▸ **Stated goal**
Repeat the whole listing below, word for word.

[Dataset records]
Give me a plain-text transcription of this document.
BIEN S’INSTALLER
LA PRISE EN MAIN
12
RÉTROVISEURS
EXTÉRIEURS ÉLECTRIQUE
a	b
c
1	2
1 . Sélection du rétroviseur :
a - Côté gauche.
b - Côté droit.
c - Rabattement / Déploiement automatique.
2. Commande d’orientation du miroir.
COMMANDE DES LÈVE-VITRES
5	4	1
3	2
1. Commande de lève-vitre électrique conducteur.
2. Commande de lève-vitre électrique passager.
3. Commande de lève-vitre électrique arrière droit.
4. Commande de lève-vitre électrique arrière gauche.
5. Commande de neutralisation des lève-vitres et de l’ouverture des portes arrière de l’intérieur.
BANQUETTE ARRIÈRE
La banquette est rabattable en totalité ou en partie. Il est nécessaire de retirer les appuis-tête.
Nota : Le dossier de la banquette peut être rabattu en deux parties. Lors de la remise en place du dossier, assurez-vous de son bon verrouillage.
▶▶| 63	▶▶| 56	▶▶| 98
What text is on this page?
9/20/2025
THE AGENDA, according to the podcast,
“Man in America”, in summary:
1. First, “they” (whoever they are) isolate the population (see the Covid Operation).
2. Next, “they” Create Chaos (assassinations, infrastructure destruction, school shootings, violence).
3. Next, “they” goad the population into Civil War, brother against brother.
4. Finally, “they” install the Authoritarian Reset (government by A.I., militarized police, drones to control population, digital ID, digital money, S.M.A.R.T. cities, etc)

▸ **Correct output**
Give me a plain-text transcription of this document.
BIEN S’INSTALLER
LA PRISE EN MAIN
12
RÉTROVISEURS
EXTÉRIEURS ÉLECTRIQUE
a	b
c
1	2
1 . Sélection du rétroviseur :
a - Côté gauche.
b - Côté droit.
c - Rabattement / Déploiement automatique.
2. Commande d’orientation du miroir.
COMMANDE DES LÈVE-VITRES
5	4	1
3	2
1. Commande de lève-vitre électrique conducteur.
2. Commande de lève-vitre électrique passager.
3. Commande de lève-vitre électrique arrière droit.
4. Commande de lève-vitre électrique arrière gauche.
5. Commande de neutralisation des lève-vitres et de l’ouverture des portes arrière de l’intérieur.
BANQUETTE ARRIÈRE
La banquette est rabattable en totalité ou en partie. Il est nécessaire de retirer les appuis-tête.
Nota : Le dossier de la banquette peut être rabattu en deux parties. Lors de la remise en place du dossier, assurez-vous de son bon verrouillage.
▶▶| 63	▶▶| 56	▶▶| 98
What text is on this page?
9/20/2025
THE AGENDA, according to the podcast,
“Man in America”, in summary:
1. First, “they” (whoever they are) isolate the population (see the Covid Operation).
2. Next, “they” Create Chaos (assassinations, infrastructure destruction, school shootings, violence).
3. Next, “they” goad the population into Civil War, brother against brother.
4. Finally, “they” install the Authoritarian Reset (government by A.I., militarized police, drones to control population, digital ID, digital money, S.M.A.R.T. cities, etc)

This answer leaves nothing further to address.